Output each line exactly as it appears, skipping any embedded picture.

--- BEGIN ---

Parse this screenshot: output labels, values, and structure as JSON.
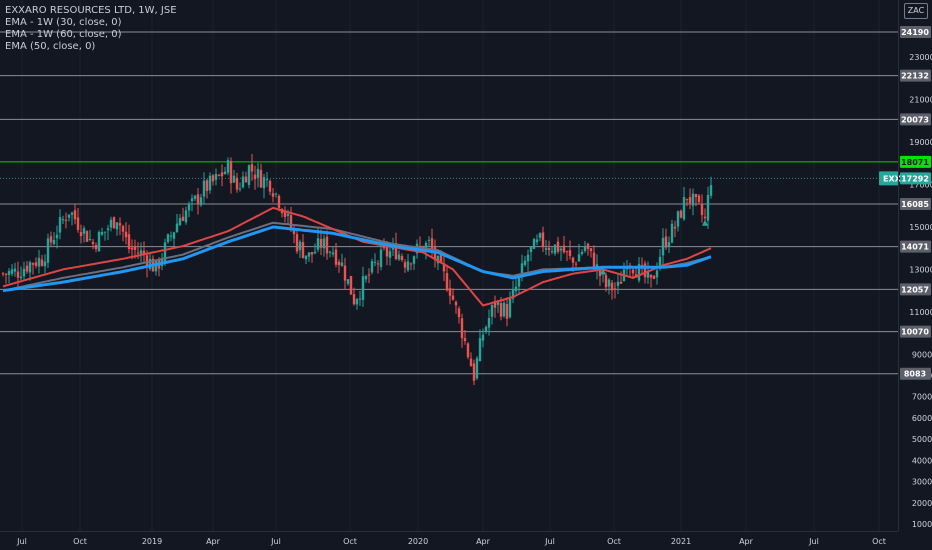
{
  "legend": {
    "title": "EXXARO RESOURCES LTD, 1W, JSE",
    "ema1": "EMA - 1W (30, close, 0)",
    "ema2": "EMA - 1W (60, close, 0)",
    "ema3": "EMA (50, close, 0)"
  },
  "currency": "ZAC",
  "colors": {
    "up": "#26a69a",
    "down": "#ef5350",
    "ema_red": "#e04545",
    "ema_grey": "#6b6f7b",
    "ema_blue": "#2196f3",
    "level_line": "#b2b5be",
    "level_green": "#00e600",
    "last_price": "#26a69a"
  },
  "chart_data": {
    "type": "candlestick",
    "y_range": [
      0,
      25000
    ],
    "y_ticks": [
      "1000",
      "2000",
      "3000",
      "4000",
      "5000",
      "6000",
      "7000",
      "8000",
      "9000",
      "11000",
      "13000",
      "15000",
      "17000",
      "19000",
      "21000",
      "23000"
    ],
    "x_ticks": [
      "Jul",
      "Oct",
      "2019",
      "Apr",
      "Jul",
      "Oct",
      "2020",
      "Apr",
      "Jul",
      "Oct",
      "2021",
      "Apr",
      "Jul",
      "Oct"
    ],
    "horizontal_levels": [
      {
        "value": 24190,
        "label": "24190"
      },
      {
        "value": 22132,
        "label": "22132"
      },
      {
        "value": 20073,
        "label": "20073"
      },
      {
        "value": 18071,
        "label": "18071",
        "color": "green"
      },
      {
        "value": 16085,
        "label": "16085"
      },
      {
        "value": 14071,
        "label": "14071"
      },
      {
        "value": 12057,
        "label": "12057"
      },
      {
        "value": 10070,
        "label": "10070"
      },
      {
        "value": 8083,
        "label": "8083"
      }
    ],
    "last_price": {
      "value": 17292,
      "label": "17292",
      "symbol": "EXX"
    },
    "price_path": [
      [
        0,
        12800
      ],
      [
        5,
        12900
      ],
      [
        9,
        13300
      ],
      [
        13,
        13500
      ],
      [
        17,
        14600
      ],
      [
        22,
        15800
      ],
      [
        26,
        15000
      ],
      [
        30,
        14200
      ],
      [
        34,
        14800
      ],
      [
        38,
        15500
      ],
      [
        42,
        14000
      ],
      [
        47,
        13700
      ],
      [
        51,
        13000
      ],
      [
        55,
        14300
      ],
      [
        59,
        15500
      ],
      [
        63,
        16000
      ],
      [
        67,
        16800
      ],
      [
        71,
        17200
      ],
      [
        75,
        17800
      ],
      [
        78,
        16800
      ],
      [
        82,
        17800
      ],
      [
        86,
        17300
      ],
      [
        89,
        17100
      ],
      [
        93,
        16000
      ],
      [
        98,
        14200
      ],
      [
        102,
        13600
      ],
      [
        106,
        14200
      ],
      [
        110,
        13900
      ],
      [
        113,
        13200
      ],
      [
        117,
        11600
      ],
      [
        121,
        12500
      ],
      [
        124,
        13200
      ],
      [
        127,
        13700
      ],
      [
        131,
        13900
      ],
      [
        134,
        13400
      ],
      [
        138,
        13900
      ],
      [
        142,
        14200
      ],
      [
        145,
        13200
      ],
      [
        149,
        12100
      ],
      [
        153,
        10100
      ],
      [
        157,
        8000
      ],
      [
        160,
        10000
      ],
      [
        164,
        11400
      ],
      [
        168,
        11000
      ],
      [
        172,
        12500
      ],
      [
        175,
        13700
      ],
      [
        179,
        14300
      ],
      [
        183,
        14100
      ],
      [
        186,
        14000
      ],
      [
        190,
        13300
      ],
      [
        194,
        14100
      ],
      [
        197,
        13300
      ],
      [
        201,
        12200
      ],
      [
        205,
        12100
      ],
      [
        208,
        13500
      ],
      [
        212,
        12900
      ],
      [
        216,
        12300
      ],
      [
        220,
        14200
      ],
      [
        224,
        15000
      ],
      [
        228,
        16500
      ],
      [
        232,
        15800
      ],
      [
        234,
        15300
      ],
      [
        236,
        17300
      ]
    ],
    "series": [
      {
        "name": "EMA - 1W (30, close, 0)",
        "points": [
          [
            0,
            12200
          ],
          [
            20,
            13000
          ],
          [
            40,
            13500
          ],
          [
            60,
            14100
          ],
          [
            75,
            14800
          ],
          [
            90,
            15900
          ],
          [
            100,
            15500
          ],
          [
            120,
            14300
          ],
          [
            140,
            13800
          ],
          [
            150,
            13000
          ],
          [
            160,
            11300
          ],
          [
            170,
            11700
          ],
          [
            180,
            12400
          ],
          [
            190,
            12800
          ],
          [
            200,
            13000
          ],
          [
            210,
            12600
          ],
          [
            220,
            13200
          ],
          [
            228,
            13500
          ],
          [
            236,
            14000
          ]
        ]
      },
      {
        "name": "EMA - 1W (60, close, 0)",
        "points": [
          [
            0,
            12000
          ],
          [
            20,
            12600
          ],
          [
            40,
            13100
          ],
          [
            60,
            13700
          ],
          [
            75,
            14500
          ],
          [
            90,
            15200
          ],
          [
            110,
            14900
          ],
          [
            130,
            14200
          ],
          [
            145,
            13900
          ],
          [
            160,
            12900
          ],
          [
            170,
            12700
          ],
          [
            180,
            13000
          ],
          [
            200,
            13100
          ],
          [
            220,
            13100
          ],
          [
            228,
            13300
          ],
          [
            236,
            13600
          ]
        ]
      },
      {
        "name": "EMA (50, close, 0)",
        "points": [
          [
            0,
            12000
          ],
          [
            20,
            12400
          ],
          [
            40,
            12900
          ],
          [
            60,
            13500
          ],
          [
            75,
            14300
          ],
          [
            90,
            15000
          ],
          [
            110,
            14700
          ],
          [
            130,
            14100
          ],
          [
            145,
            13800
          ],
          [
            160,
            12900
          ],
          [
            170,
            12600
          ],
          [
            180,
            12900
          ],
          [
            200,
            13100
          ],
          [
            220,
            13100
          ],
          [
            228,
            13200
          ],
          [
            236,
            13600
          ]
        ]
      }
    ]
  }
}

--- END ---

EXERCISE RESULT:
Parse this screenshot: output labels, values, and structure as JSON.
{
  "legend": {
    "title": "EXXARO RESOURCES LTD, 1W, JSE",
    "ema1": "EMA - 1W (30, close, 0)",
    "ema2": "EMA - 1W (60, close, 0)",
    "ema3": "EMA (50, close, 0)"
  },
  "currency": "ZAC",
  "colors": {
    "up": "#26a69a",
    "down": "#ef5350",
    "ema_red": "#e04545",
    "ema_grey": "#6b6f7b",
    "ema_blue": "#2196f3",
    "level_line": "#b2b5be",
    "level_green": "#00e600",
    "last_price": "#26a69a"
  },
  "chart_data": {
    "type": "candlestick",
    "y_range": [
      0,
      25000
    ],
    "y_ticks": [
      "1000",
      "2000",
      "3000",
      "4000",
      "5000",
      "6000",
      "7000",
      "8000",
      "9000",
      "11000",
      "13000",
      "15000",
      "17000",
      "19000",
      "21000",
      "23000"
    ],
    "x_ticks": [
      "Jul",
      "Oct",
      "2019",
      "Apr",
      "Jul",
      "Oct",
      "2020",
      "Apr",
      "Jul",
      "Oct",
      "2021",
      "Apr",
      "Jul",
      "Oct"
    ],
    "horizontal_levels": [
      {
        "value": 24190,
        "label": "24190"
      },
      {
        "value": 22132,
        "label": "22132"
      },
      {
        "value": 20073,
        "label": "20073"
      },
      {
        "value": 18071,
        "label": "18071",
        "color": "green"
      },
      {
        "value": 16085,
        "label": "16085"
      },
      {
        "value": 14071,
        "label": "14071"
      },
      {
        "value": 12057,
        "label": "12057"
      },
      {
        "value": 10070,
        "label": "10070"
      },
      {
        "value": 8083,
        "label": "8083"
      }
    ],
    "last_price": {
      "value": 17292,
      "label": "17292",
      "symbol": "EXX"
    },
    "price_path": [
      [
        0,
        12800
      ],
      [
        5,
        12900
      ],
      [
        9,
        13300
      ],
      [
        13,
        13500
      ],
      [
        17,
        14600
      ],
      [
        22,
        15800
      ],
      [
        26,
        15000
      ],
      [
        30,
        14200
      ],
      [
        34,
        14800
      ],
      [
        38,
        15500
      ],
      [
        42,
        14000
      ],
      [
        47,
        13700
      ],
      [
        51,
        13000
      ],
      [
        55,
        14300
      ],
      [
        59,
        15500
      ],
      [
        63,
        16000
      ],
      [
        67,
        16800
      ],
      [
        71,
        17200
      ],
      [
        75,
        17800
      ],
      [
        78,
        16800
      ],
      [
        82,
        17800
      ],
      [
        86,
        17300
      ],
      [
        89,
        17100
      ],
      [
        93,
        16000
      ],
      [
        98,
        14200
      ],
      [
        102,
        13600
      ],
      [
        106,
        14200
      ],
      [
        110,
        13900
      ],
      [
        113,
        13200
      ],
      [
        117,
        11600
      ],
      [
        121,
        12500
      ],
      [
        124,
        13200
      ],
      [
        127,
        13700
      ],
      [
        131,
        13900
      ],
      [
        134,
        13400
      ],
      [
        138,
        13900
      ],
      [
        142,
        14200
      ],
      [
        145,
        13200
      ],
      [
        149,
        12100
      ],
      [
        153,
        10100
      ],
      [
        157,
        8000
      ],
      [
        160,
        10000
      ],
      [
        164,
        11400
      ],
      [
        168,
        11000
      ],
      [
        172,
        12500
      ],
      [
        175,
        13700
      ],
      [
        179,
        14300
      ],
      [
        183,
        14100
      ],
      [
        186,
        14000
      ],
      [
        190,
        13300
      ],
      [
        194,
        14100
      ],
      [
        197,
        13300
      ],
      [
        201,
        12200
      ],
      [
        205,
        12100
      ],
      [
        208,
        13500
      ],
      [
        212,
        12900
      ],
      [
        216,
        12300
      ],
      [
        220,
        14200
      ],
      [
        224,
        15000
      ],
      [
        228,
        16500
      ],
      [
        232,
        15800
      ],
      [
        234,
        15300
      ],
      [
        236,
        17300
      ]
    ],
    "series": [
      {
        "name": "EMA - 1W (30, close, 0)",
        "points": [
          [
            0,
            12200
          ],
          [
            20,
            13000
          ],
          [
            40,
            13500
          ],
          [
            60,
            14100
          ],
          [
            75,
            14800
          ],
          [
            90,
            15900
          ],
          [
            100,
            15500
          ],
          [
            120,
            14300
          ],
          [
            140,
            13800
          ],
          [
            150,
            13000
          ],
          [
            160,
            11300
          ],
          [
            170,
            11700
          ],
          [
            180,
            12400
          ],
          [
            190,
            12800
          ],
          [
            200,
            13000
          ],
          [
            210,
            12600
          ],
          [
            220,
            13200
          ],
          [
            228,
            13500
          ],
          [
            236,
            14000
          ]
        ]
      },
      {
        "name": "EMA - 1W (60, close, 0)",
        "points": [
          [
            0,
            12000
          ],
          [
            20,
            12600
          ],
          [
            40,
            13100
          ],
          [
            60,
            13700
          ],
          [
            75,
            14500
          ],
          [
            90,
            15200
          ],
          [
            110,
            14900
          ],
          [
            130,
            14200
          ],
          [
            145,
            13900
          ],
          [
            160,
            12900
          ],
          [
            170,
            12700
          ],
          [
            180,
            13000
          ],
          [
            200,
            13100
          ],
          [
            220,
            13100
          ],
          [
            228,
            13300
          ],
          [
            236,
            13600
          ]
        ]
      },
      {
        "name": "EMA (50, close, 0)",
        "points": [
          [
            0,
            12000
          ],
          [
            20,
            12400
          ],
          [
            40,
            12900
          ],
          [
            60,
            13500
          ],
          [
            75,
            14300
          ],
          [
            90,
            15000
          ],
          [
            110,
            14700
          ],
          [
            130,
            14100
          ],
          [
            145,
            13800
          ],
          [
            160,
            12900
          ],
          [
            170,
            12600
          ],
          [
            180,
            12900
          ],
          [
            200,
            13100
          ],
          [
            220,
            13100
          ],
          [
            228,
            13200
          ],
          [
            236,
            13600
          ]
        ]
      }
    ]
  }
}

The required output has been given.